## Required task
Write out all the lines again, precisely as they stand, but without the images.

## Supplied material
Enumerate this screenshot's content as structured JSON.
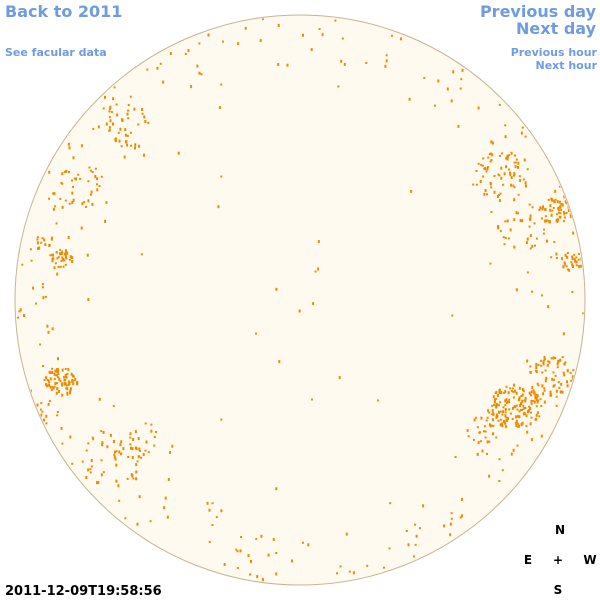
{
  "nav": {
    "back": "Back to 2011",
    "facular": "See facular data",
    "previous_day": "Previous day",
    "next_day": "Next day",
    "previous_hour": "Previous hour",
    "next_hour": "Next hour"
  },
  "timestamp": "2011-12-09T19:58:56",
  "compass": {
    "north": "N",
    "east": "E",
    "center": "+",
    "west": "W",
    "south": "S"
  }
}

## Expected output
Enumerate this screenshot's content as structured JSON.
{
  "nav": {
    "back": "Back to 2011",
    "facular": "See facular data",
    "previous_day": "Previous day",
    "next_day": "Next day",
    "previous_hour": "Previous hour",
    "next_hour": "Next hour"
  },
  "timestamp": "2011-12-09T19:58:56",
  "compass": {
    "north": "N",
    "east": "E",
    "center": "+",
    "west": "W",
    "south": "S"
  }
}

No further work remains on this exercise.